**Challenge**.
Select every line containing the word "xlsx" from the material, and copy those lines.

**Data for this exercise**.
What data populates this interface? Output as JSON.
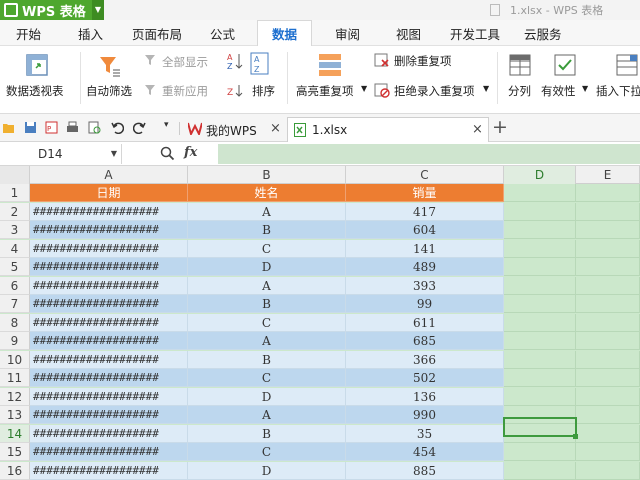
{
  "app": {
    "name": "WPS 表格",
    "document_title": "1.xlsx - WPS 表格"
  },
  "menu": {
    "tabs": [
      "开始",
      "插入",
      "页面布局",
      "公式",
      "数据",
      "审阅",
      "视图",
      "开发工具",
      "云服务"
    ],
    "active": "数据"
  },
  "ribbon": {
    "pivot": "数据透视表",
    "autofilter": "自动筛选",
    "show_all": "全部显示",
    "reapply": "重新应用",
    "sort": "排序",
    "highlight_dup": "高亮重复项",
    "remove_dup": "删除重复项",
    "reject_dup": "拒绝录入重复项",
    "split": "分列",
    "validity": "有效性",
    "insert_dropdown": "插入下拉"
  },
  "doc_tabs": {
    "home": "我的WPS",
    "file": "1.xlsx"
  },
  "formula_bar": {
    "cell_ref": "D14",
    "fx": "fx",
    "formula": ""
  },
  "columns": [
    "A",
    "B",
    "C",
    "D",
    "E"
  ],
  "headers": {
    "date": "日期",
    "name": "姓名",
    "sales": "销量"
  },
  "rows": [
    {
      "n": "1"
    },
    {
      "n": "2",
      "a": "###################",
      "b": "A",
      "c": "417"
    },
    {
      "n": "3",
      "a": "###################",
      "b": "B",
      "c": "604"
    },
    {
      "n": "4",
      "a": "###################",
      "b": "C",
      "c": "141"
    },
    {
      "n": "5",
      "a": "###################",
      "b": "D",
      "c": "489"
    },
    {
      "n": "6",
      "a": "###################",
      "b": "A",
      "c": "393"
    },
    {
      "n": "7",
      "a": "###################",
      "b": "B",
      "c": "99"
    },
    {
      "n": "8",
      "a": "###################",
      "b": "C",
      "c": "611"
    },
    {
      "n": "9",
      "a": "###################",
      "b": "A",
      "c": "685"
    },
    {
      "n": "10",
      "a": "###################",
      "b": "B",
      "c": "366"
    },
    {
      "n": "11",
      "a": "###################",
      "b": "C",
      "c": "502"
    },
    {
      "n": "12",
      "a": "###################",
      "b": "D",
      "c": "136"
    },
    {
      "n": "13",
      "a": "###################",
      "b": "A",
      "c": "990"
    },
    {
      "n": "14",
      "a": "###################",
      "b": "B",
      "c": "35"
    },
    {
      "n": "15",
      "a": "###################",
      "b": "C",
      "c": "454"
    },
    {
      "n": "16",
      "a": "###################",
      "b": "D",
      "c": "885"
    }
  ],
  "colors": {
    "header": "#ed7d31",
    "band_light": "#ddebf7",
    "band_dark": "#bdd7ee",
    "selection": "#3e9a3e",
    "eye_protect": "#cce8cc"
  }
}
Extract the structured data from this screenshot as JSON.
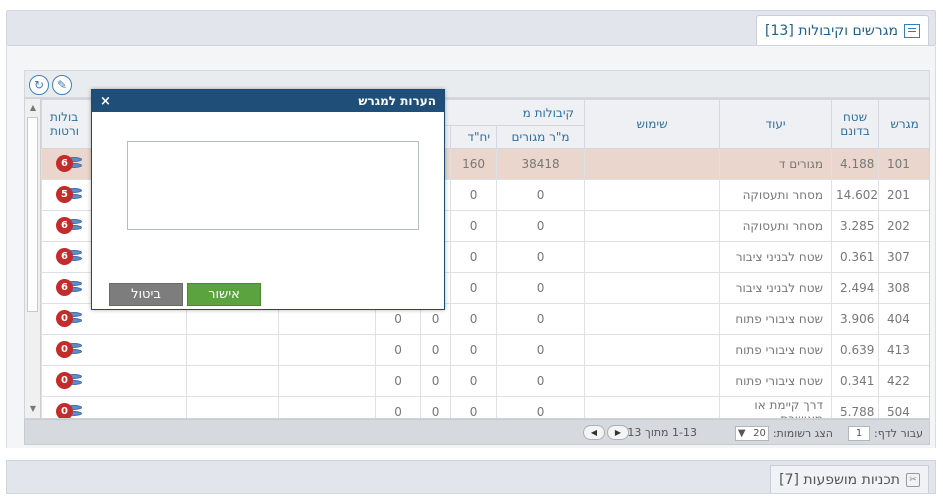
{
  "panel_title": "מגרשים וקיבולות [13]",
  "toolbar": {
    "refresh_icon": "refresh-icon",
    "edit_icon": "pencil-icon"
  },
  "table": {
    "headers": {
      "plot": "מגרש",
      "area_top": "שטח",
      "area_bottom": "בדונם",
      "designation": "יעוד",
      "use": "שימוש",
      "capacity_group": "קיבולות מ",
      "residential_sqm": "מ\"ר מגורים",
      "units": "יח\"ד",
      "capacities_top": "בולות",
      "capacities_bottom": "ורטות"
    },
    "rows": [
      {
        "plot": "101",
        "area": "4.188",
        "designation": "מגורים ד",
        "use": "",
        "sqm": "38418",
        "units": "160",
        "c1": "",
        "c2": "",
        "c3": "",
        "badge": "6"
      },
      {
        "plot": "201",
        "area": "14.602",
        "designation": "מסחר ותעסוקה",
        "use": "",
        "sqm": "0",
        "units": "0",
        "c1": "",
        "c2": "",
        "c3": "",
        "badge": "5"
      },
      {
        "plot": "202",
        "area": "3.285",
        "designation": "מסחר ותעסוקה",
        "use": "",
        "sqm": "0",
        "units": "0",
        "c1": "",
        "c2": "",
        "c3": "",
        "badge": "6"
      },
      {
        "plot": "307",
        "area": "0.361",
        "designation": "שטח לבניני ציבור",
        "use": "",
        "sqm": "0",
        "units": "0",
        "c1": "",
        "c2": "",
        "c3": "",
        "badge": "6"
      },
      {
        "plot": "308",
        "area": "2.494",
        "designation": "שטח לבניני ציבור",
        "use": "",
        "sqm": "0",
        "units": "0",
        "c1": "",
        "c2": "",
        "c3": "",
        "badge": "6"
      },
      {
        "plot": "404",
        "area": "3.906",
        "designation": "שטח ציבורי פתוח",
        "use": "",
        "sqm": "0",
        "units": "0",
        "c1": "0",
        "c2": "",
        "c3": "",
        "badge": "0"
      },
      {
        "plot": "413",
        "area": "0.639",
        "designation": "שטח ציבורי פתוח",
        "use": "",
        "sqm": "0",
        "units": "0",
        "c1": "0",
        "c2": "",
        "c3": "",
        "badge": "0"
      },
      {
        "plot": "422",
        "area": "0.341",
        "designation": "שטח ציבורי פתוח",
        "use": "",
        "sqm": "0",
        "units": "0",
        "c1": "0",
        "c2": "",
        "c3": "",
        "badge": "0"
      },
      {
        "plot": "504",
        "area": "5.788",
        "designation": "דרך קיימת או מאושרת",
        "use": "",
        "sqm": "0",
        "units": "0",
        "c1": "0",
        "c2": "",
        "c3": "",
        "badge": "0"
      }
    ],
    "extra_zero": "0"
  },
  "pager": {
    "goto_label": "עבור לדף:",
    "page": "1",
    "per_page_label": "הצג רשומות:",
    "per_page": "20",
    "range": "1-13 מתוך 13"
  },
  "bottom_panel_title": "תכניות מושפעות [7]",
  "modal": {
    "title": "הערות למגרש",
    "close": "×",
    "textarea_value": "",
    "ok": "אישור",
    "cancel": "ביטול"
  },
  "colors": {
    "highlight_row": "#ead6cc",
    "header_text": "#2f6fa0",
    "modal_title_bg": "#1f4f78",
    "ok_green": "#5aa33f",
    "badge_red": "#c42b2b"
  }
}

* * *

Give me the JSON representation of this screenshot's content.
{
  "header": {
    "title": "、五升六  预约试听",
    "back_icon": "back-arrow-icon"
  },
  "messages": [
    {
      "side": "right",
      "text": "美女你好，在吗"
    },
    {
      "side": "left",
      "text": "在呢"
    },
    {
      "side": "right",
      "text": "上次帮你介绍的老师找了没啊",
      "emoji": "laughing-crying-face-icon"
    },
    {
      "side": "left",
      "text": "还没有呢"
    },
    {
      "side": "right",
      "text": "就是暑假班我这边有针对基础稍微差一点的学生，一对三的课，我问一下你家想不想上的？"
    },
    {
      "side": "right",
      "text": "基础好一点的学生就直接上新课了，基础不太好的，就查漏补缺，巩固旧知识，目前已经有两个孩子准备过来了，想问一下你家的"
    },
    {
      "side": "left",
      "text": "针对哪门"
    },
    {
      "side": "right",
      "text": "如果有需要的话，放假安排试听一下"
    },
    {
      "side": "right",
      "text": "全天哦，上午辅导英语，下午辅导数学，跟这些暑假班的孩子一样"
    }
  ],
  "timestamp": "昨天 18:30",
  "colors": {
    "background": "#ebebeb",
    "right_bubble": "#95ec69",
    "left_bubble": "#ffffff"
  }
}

**Written response**.
    "document_title": "1.xlsx - WPS 表格"
    "file": "1.xlsx"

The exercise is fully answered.